DIRECTION.
Determine how many lines include "Filters". Give the number and nothing else.

[Saved data entries]

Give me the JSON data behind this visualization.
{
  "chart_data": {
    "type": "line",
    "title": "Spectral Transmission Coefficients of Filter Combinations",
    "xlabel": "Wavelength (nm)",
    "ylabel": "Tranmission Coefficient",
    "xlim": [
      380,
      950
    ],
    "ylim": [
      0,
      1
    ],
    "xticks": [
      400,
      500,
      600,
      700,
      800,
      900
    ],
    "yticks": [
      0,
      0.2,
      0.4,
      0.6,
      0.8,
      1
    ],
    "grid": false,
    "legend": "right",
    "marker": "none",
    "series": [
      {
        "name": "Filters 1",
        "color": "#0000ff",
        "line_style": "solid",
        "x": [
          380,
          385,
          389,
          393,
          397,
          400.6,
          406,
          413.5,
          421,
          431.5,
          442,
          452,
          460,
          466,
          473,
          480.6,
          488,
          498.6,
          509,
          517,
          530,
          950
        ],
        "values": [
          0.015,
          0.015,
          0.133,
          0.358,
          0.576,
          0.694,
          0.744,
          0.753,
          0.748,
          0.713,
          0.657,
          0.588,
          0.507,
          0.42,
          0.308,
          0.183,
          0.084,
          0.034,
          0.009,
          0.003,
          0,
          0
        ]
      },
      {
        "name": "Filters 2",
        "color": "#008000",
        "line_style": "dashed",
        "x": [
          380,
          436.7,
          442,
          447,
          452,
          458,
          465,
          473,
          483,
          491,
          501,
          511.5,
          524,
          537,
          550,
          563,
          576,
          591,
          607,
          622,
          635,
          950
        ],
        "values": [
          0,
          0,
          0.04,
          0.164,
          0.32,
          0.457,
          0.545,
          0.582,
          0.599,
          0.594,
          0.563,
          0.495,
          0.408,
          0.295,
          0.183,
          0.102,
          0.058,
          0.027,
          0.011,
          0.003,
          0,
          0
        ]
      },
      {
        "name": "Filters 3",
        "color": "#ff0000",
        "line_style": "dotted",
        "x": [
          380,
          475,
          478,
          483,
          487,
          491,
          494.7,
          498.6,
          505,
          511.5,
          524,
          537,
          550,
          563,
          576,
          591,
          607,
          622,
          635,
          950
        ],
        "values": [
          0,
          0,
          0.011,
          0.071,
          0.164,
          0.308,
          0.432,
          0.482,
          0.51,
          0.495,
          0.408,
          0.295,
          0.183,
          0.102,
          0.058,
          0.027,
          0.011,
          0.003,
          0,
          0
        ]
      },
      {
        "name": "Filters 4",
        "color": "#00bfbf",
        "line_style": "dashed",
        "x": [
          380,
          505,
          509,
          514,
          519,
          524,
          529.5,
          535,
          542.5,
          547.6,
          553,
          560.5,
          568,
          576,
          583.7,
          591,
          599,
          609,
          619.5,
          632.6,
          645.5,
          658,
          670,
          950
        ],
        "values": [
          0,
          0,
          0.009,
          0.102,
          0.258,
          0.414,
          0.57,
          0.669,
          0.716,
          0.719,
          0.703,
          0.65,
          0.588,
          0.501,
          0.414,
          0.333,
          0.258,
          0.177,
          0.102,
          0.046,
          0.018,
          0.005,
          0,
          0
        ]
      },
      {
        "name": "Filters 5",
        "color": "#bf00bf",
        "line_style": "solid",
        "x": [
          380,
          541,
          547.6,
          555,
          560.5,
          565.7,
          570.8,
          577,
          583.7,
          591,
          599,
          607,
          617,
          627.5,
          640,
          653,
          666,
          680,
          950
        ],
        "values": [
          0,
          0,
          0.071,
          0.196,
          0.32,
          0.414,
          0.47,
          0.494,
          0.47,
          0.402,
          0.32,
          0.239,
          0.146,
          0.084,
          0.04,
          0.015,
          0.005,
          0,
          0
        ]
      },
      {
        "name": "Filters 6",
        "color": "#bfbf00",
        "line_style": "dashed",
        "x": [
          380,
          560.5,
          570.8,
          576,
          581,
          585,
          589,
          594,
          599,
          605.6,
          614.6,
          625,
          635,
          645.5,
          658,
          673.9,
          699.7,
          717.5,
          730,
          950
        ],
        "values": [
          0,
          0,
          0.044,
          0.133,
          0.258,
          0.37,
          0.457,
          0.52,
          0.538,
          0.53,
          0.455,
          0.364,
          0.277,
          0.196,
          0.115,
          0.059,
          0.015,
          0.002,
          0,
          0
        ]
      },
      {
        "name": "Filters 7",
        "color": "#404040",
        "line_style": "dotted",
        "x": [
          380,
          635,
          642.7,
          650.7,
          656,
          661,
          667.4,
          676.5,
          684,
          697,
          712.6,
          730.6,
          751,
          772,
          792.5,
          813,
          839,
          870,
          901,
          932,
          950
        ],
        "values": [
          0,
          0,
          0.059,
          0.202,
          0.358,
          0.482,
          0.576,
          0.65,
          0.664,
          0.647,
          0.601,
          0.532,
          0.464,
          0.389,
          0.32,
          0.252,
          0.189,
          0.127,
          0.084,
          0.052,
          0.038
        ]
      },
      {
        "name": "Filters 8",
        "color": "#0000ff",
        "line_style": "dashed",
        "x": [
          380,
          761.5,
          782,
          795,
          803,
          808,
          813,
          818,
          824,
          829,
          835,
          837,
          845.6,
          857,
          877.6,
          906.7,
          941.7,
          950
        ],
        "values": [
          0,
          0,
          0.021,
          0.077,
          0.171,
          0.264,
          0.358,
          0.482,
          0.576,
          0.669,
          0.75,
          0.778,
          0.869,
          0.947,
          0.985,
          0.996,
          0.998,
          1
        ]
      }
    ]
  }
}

EXERCISE OUTPUT.
8